--- begin THE INPUT ---

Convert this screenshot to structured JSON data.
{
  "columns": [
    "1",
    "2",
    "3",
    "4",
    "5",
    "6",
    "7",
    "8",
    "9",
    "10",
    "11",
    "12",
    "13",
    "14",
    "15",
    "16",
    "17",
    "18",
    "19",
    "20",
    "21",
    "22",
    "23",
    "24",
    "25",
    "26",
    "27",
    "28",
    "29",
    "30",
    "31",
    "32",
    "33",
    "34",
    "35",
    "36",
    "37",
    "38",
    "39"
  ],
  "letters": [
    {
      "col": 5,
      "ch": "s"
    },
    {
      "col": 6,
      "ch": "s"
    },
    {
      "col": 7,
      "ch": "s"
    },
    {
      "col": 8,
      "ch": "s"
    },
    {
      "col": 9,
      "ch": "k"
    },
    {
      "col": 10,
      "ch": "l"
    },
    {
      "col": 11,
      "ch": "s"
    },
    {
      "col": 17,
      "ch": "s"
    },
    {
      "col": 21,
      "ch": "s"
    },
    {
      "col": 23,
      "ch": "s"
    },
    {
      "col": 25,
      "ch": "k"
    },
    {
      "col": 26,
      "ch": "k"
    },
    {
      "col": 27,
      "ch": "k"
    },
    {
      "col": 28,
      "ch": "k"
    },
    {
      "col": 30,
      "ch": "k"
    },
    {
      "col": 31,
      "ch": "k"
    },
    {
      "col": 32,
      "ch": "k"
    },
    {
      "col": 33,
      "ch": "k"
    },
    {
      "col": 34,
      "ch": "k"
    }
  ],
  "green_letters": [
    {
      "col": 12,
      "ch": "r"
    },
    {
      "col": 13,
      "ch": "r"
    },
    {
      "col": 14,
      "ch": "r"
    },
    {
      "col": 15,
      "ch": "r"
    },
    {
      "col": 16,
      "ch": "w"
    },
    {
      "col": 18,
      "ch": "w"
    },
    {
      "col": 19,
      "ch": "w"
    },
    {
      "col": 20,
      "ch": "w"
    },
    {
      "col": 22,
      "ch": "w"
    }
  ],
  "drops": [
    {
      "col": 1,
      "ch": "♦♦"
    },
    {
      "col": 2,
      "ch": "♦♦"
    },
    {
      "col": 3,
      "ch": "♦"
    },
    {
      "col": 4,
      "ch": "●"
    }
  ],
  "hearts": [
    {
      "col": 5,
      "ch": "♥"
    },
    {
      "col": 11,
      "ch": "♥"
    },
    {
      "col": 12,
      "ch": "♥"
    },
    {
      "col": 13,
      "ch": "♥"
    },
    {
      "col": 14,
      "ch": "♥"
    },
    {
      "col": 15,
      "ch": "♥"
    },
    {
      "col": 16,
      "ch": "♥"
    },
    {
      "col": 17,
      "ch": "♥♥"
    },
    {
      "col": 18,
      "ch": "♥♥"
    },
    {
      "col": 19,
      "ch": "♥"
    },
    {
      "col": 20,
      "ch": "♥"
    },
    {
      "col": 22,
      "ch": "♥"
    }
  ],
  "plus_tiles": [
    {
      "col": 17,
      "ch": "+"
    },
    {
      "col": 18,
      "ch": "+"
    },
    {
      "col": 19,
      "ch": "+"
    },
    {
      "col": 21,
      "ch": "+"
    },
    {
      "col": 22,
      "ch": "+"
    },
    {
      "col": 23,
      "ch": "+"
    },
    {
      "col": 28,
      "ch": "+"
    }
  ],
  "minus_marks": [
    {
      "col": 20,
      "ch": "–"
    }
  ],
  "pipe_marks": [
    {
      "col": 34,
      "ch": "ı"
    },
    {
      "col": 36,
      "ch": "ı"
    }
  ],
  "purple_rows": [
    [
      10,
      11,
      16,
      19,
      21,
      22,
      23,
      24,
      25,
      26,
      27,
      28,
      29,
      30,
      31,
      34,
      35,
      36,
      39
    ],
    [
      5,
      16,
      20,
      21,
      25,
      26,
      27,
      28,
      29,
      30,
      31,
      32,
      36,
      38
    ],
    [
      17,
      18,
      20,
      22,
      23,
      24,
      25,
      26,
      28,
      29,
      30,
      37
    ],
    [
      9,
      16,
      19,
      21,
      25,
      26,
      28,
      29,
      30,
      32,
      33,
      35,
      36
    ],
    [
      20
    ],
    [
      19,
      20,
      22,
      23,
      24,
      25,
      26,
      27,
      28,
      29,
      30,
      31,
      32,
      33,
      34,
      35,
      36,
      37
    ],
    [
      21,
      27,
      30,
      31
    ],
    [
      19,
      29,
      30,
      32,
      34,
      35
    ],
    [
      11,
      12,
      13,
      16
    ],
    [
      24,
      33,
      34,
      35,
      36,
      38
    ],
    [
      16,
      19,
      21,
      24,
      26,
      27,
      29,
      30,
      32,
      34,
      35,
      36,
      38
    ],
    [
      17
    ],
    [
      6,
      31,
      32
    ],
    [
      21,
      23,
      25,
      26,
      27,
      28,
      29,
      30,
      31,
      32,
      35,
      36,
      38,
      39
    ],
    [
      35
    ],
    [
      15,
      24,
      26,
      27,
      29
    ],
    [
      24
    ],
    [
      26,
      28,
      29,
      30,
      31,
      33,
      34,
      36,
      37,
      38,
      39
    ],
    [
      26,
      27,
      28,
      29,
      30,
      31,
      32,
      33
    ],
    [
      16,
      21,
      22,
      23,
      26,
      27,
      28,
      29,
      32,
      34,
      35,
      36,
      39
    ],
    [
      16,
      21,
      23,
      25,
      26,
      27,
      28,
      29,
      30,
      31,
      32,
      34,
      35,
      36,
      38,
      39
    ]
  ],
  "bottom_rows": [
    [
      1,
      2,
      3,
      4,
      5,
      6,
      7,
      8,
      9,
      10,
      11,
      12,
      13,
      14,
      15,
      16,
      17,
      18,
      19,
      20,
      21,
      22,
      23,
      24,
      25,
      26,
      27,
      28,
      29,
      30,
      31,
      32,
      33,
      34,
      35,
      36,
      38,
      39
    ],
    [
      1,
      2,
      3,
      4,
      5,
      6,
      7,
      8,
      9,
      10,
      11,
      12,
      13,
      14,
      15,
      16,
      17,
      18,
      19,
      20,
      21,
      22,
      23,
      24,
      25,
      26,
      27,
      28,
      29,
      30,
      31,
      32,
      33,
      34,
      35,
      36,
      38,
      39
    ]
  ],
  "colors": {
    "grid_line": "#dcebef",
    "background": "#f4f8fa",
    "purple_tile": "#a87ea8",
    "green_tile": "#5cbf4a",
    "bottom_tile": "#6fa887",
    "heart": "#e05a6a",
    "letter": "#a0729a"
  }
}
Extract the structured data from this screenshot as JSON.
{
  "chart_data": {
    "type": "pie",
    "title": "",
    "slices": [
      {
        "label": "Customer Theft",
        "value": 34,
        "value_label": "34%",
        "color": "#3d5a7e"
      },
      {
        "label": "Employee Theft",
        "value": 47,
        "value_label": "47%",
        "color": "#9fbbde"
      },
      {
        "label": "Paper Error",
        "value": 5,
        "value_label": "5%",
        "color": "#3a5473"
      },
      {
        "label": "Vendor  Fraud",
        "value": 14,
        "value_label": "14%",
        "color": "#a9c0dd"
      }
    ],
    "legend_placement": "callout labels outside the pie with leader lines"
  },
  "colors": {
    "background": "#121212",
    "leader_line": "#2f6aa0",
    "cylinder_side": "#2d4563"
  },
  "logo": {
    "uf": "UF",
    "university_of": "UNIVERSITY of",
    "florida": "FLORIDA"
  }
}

--- end THE INPUT ---

TASK PROMPT
All of the data shown above must be copied exactly.

FINISHED TASK
Convert this screenshot to structured JSON data.
{
  "columns": [
    "1",
    "2",
    "3",
    "4",
    "5",
    "6",
    "7",
    "8",
    "9",
    "10",
    "11",
    "12",
    "13",
    "14",
    "15",
    "16",
    "17",
    "18",
    "19",
    "20",
    "21",
    "22",
    "23",
    "24",
    "25",
    "26",
    "27",
    "28",
    "29",
    "30",
    "31",
    "32",
    "33",
    "34",
    "35",
    "36",
    "37",
    "38",
    "39"
  ],
  "letters": [
    {
      "col": 5,
      "ch": "s"
    },
    {
      "col": 6,
      "ch": "s"
    },
    {
      "col": 7,
      "ch": "s"
    },
    {
      "col": 8,
      "ch": "s"
    },
    {
      "col": 9,
      "ch": "k"
    },
    {
      "col": 10,
      "ch": "l"
    },
    {
      "col": 11,
      "ch": "s"
    },
    {
      "col": 17,
      "ch": "s"
    },
    {
      "col": 21,
      "ch": "s"
    },
    {
      "col": 23,
      "ch": "s"
    },
    {
      "col": 25,
      "ch": "k"
    },
    {
      "col": 26,
      "ch": "k"
    },
    {
      "col": 27,
      "ch": "k"
    },
    {
      "col": 28,
      "ch": "k"
    },
    {
      "col": 30,
      "ch": "k"
    },
    {
      "col": 31,
      "ch": "k"
    },
    {
      "col": 32,
      "ch": "k"
    },
    {
      "col": 33,
      "ch": "k"
    },
    {
      "col": 34,
      "ch": "k"
    }
  ],
  "green_letters": [
    {
      "col": 12,
      "ch": "r"
    },
    {
      "col": 13,
      "ch": "r"
    },
    {
      "col": 14,
      "ch": "r"
    },
    {
      "col": 15,
      "ch": "r"
    },
    {
      "col": 16,
      "ch": "w"
    },
    {
      "col": 18,
      "ch": "w"
    },
    {
      "col": 19,
      "ch": "w"
    },
    {
      "col": 20,
      "ch": "w"
    },
    {
      "col": 22,
      "ch": "w"
    }
  ],
  "drops": [
    {
      "col": 1,
      "ch": "♦♦"
    },
    {
      "col": 2,
      "ch": "♦♦"
    },
    {
      "col": 3,
      "ch": "♦"
    },
    {
      "col": 4,
      "ch": "●"
    }
  ],
  "hearts": [
    {
      "col": 5,
      "ch": "♥"
    },
    {
      "col": 11,
      "ch": "♥"
    },
    {
      "col": 12,
      "ch": "♥"
    },
    {
      "col": 13,
      "ch": "♥"
    },
    {
      "col": 14,
      "ch": "♥"
    },
    {
      "col": 15,
      "ch": "♥"
    },
    {
      "col": 16,
      "ch": "♥"
    },
    {
      "col": 17,
      "ch": "♥♥"
    },
    {
      "col": 18,
      "ch": "♥♥"
    },
    {
      "col": 19,
      "ch": "♥"
    },
    {
      "col": 20,
      "ch": "♥"
    },
    {
      "col": 22,
      "ch": "♥"
    }
  ],
  "plus_tiles": [
    {
      "col": 17,
      "ch": "+"
    },
    {
      "col": 18,
      "ch": "+"
    },
    {
      "col": 19,
      "ch": "+"
    },
    {
      "col": 21,
      "ch": "+"
    },
    {
      "col": 22,
      "ch": "+"
    },
    {
      "col": 23,
      "ch": "+"
    },
    {
      "col": 28,
      "ch": "+"
    }
  ],
  "minus_marks": [
    {
      "col": 20,
      "ch": "–"
    }
  ],
  "pipe_marks": [
    {
      "col": 34,
      "ch": "ı"
    },
    {
      "col": 36,
      "ch": "ı"
    }
  ],
  "purple_rows": [
    [
      10,
      11,
      16,
      19,
      21,
      22,
      23,
      24,
      25,
      26,
      27,
      28,
      29,
      30,
      31,
      34,
      35,
      36,
      39
    ],
    [
      5,
      16,
      20,
      21,
      25,
      26,
      27,
      28,
      29,
      30,
      31,
      32,
      36,
      38
    ],
    [
      17,
      18,
      20,
      22,
      23,
      24,
      25,
      26,
      28,
      29,
      30,
      37
    ],
    [
      9,
      16,
      19,
      21,
      25,
      26,
      28,
      29,
      30,
      32,
      33,
      35,
      36
    ],
    [
      20
    ],
    [
      19,
      20,
      22,
      23,
      24,
      25,
      26,
      27,
      28,
      29,
      30,
      31,
      32,
      33,
      34,
      35,
      36,
      37
    ],
    [
      21,
      27,
      30,
      31
    ],
    [
      19,
      29,
      30,
      32,
      34,
      35
    ],
    [
      11,
      12,
      13,
      16
    ],
    [
      24,
      33,
      34,
      35,
      36,
      38
    ],
    [
      16,
      19,
      21,
      24,
      26,
      27,
      29,
      30,
      32,
      34,
      35,
      36,
      38
    ],
    [
      17
    ],
    [
      6,
      31,
      32
    ],
    [
      21,
      23,
      25,
      26,
      27,
      28,
      29,
      30,
      31,
      32,
      35,
      36,
      38,
      39
    ],
    [
      35
    ],
    [
      15,
      24,
      26,
      27,
      29
    ],
    [
      24
    ],
    [
      26,
      28,
      29,
      30,
      31,
      33,
      34,
      36,
      37,
      38,
      39
    ],
    [
      26,
      27,
      28,
      29,
      30,
      31,
      32,
      33
    ],
    [
      16,
      21,
      22,
      23,
      26,
      27,
      28,
      29,
      32,
      34,
      35,
      36,
      39
    ],
    [
      16,
      21,
      23,
      25,
      26,
      27,
      28,
      29,
      30,
      31,
      32,
      34,
      35,
      36,
      38,
      39
    ]
  ],
  "bottom_rows": [
    [
      1,
      2,
      3,
      4,
      5,
      6,
      7,
      8,
      9,
      10,
      11,
      12,
      13,
      14,
      15,
      16,
      17,
      18,
      19,
      20,
      21,
      22,
      23,
      24,
      25,
      26,
      27,
      28,
      29,
      30,
      31,
      32,
      33,
      34,
      35,
      36,
      38,
      39
    ],
    [
      1,
      2,
      3,
      4,
      5,
      6,
      7,
      8,
      9,
      10,
      11,
      12,
      13,
      14,
      15,
      16,
      17,
      18,
      19,
      20,
      21,
      22,
      23,
      24,
      25,
      26,
      27,
      28,
      29,
      30,
      31,
      32,
      33,
      34,
      35,
      36,
      38,
      39
    ]
  ],
  "colors": {
    "grid_line": "#dcebef",
    "background": "#f4f8fa",
    "purple_tile": "#a87ea8",
    "green_tile": "#5cbf4a",
    "bottom_tile": "#6fa887",
    "heart": "#e05a6a",
    "letter": "#a0729a"
  }
}
Extract the structured data from this screenshot as JSON.
{
  "chart_data": {
    "type": "pie",
    "title": "",
    "slices": [
      {
        "label": "Customer Theft",
        "value": 34,
        "value_label": "34%",
        "color": "#3d5a7e"
      },
      {
        "label": "Employee Theft",
        "value": 47,
        "value_label": "47%",
        "color": "#9fbbde"
      },
      {
        "label": "Paper Error",
        "value": 5,
        "value_label": "5%",
        "color": "#3a5473"
      },
      {
        "label": "Vendor  Fraud",
        "value": 14,
        "value_label": "14%",
        "color": "#a9c0dd"
      }
    ],
    "legend_placement": "callout labels outside the pie with leader lines"
  },
  "colors": {
    "background": "#121212",
    "leader_line": "#2f6aa0",
    "cylinder_side": "#2d4563"
  },
  "logo": {
    "uf": "UF",
    "university_of": "UNIVERSITY of",
    "florida": "FLORIDA"
  }
}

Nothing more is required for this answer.